# [Your task]
Wherever a line below holds the word "this", copy that line.

++++++++

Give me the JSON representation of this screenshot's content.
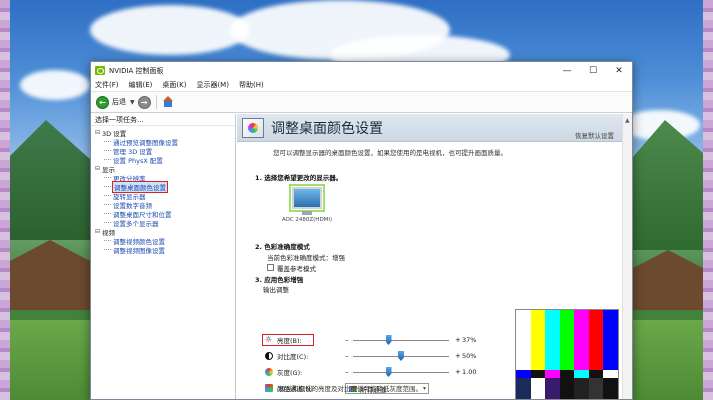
{
  "window": {
    "title": "NVIDIA 控制面板",
    "controls": [
      "—",
      "☐",
      "✕"
    ]
  },
  "menubar": [
    "文件(F)",
    "编辑(E)",
    "桌面(K)",
    "显示器(M)",
    "帮助(H)"
  ],
  "toolbar": {
    "back_label": "后退"
  },
  "leftpane": {
    "task_head": "选择一项任务...",
    "tree": [
      {
        "label": "3D 设置",
        "level": 0
      },
      {
        "label": "通过预览调整图像设置",
        "level": 1
      },
      {
        "label": "管理 3D 设置",
        "level": 1
      },
      {
        "label": "设置 PhysX 配置",
        "level": 1
      },
      {
        "label": "显示",
        "level": 0
      },
      {
        "label": "更改分辨率",
        "level": 1
      },
      {
        "label": "调整桌面颜色设置",
        "level": 1,
        "selected": true
      },
      {
        "label": "旋转显示器",
        "level": 1
      },
      {
        "label": "设置数字音频",
        "level": 1
      },
      {
        "label": "调整桌面尺寸和位置",
        "level": 1
      },
      {
        "label": "设置多个显示器",
        "level": 1
      },
      {
        "label": "视频",
        "level": 0
      },
      {
        "label": "调整视频颜色设置",
        "level": 1
      },
      {
        "label": "调整视频图像设置",
        "level": 1
      }
    ]
  },
  "main": {
    "title": "调整桌面颜色设置",
    "restore": "恢复默认设置",
    "description": "您可以调整显示器的桌面颜色设置，如果您使用的是电视机，也可提升画面质量。",
    "step1": "1.  选择您希望更改的显示器。",
    "monitor_label": "AOC 2480Z(HDMI)",
    "step2": "2.  色彩准确度模式",
    "current_mode": "当前色彩准确度模式：增强",
    "override_label": "覆盖参考模式",
    "step3": "3.  应用色彩增强",
    "output_adjust": "输出调整",
    "channel_label": "颜色通道(N):",
    "channel_value": "所有通道",
    "brightness_label": "亮度(B):",
    "brightness_value": "37%",
    "brightness_level": 37,
    "contrast_label": "对比度(C):",
    "contrast_value": "50%",
    "contrast_level": 50,
    "gamma_label": "灰度(G):",
    "gamma_value": "1.00",
    "gamma_level": 37,
    "note": "极高和极低的亮度及对比度值可能降低灰度范围。"
  },
  "colors": {
    "nvidia_green": "#76b900",
    "highlight_red": "#e02020",
    "banner_bg": "#dfe7ef"
  }
}
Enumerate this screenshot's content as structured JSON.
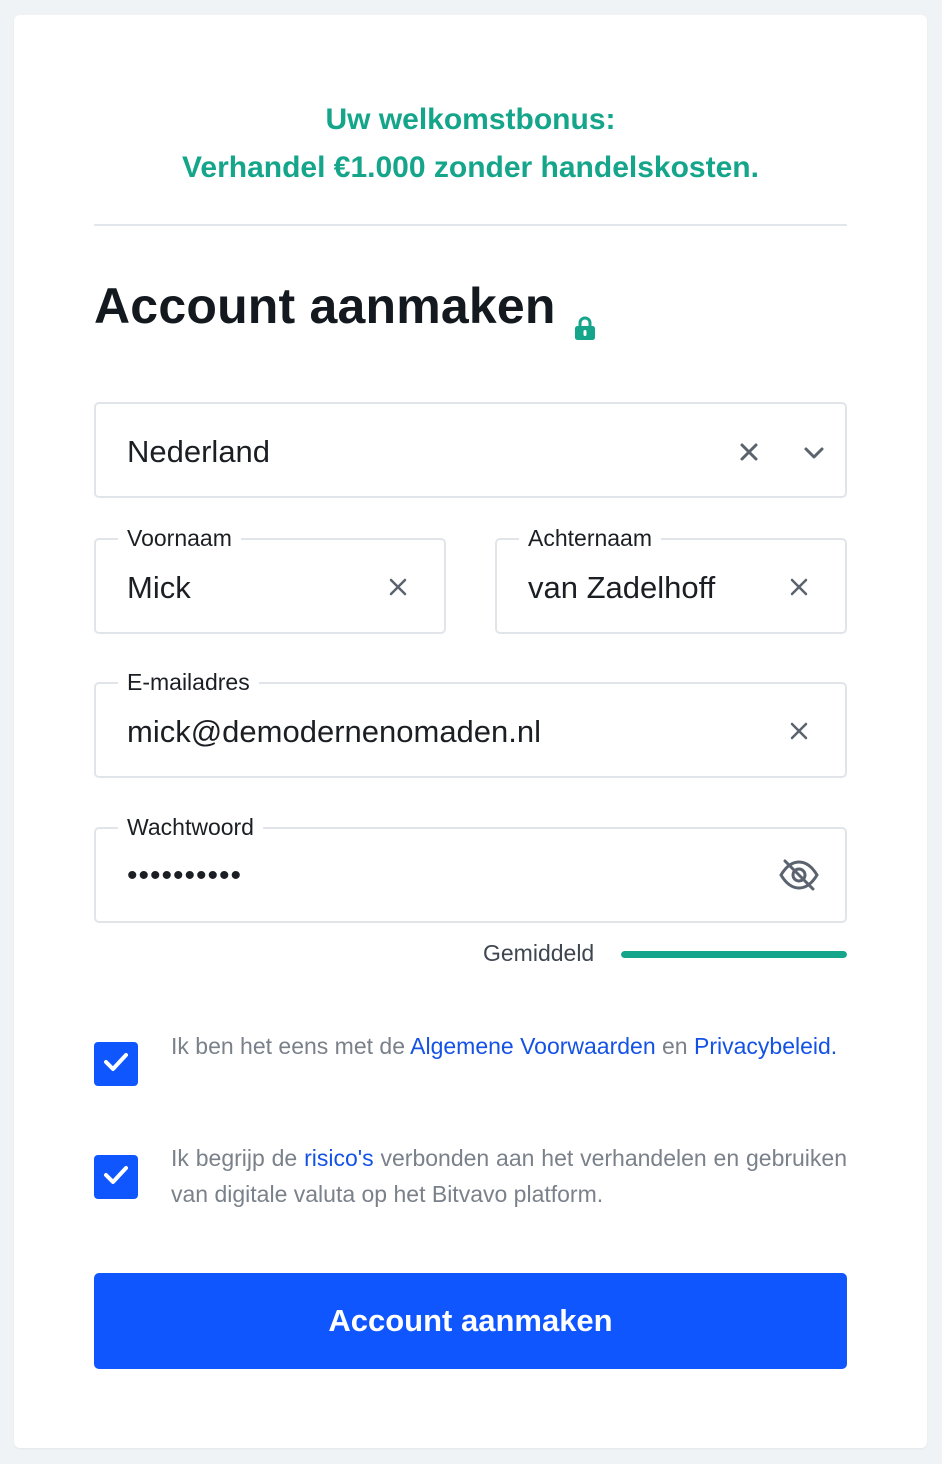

++++++++

# [Output of the exercise]
Give me the JSON representation of this screenshot's content.
Enumerate this screenshot's content as structured JSON.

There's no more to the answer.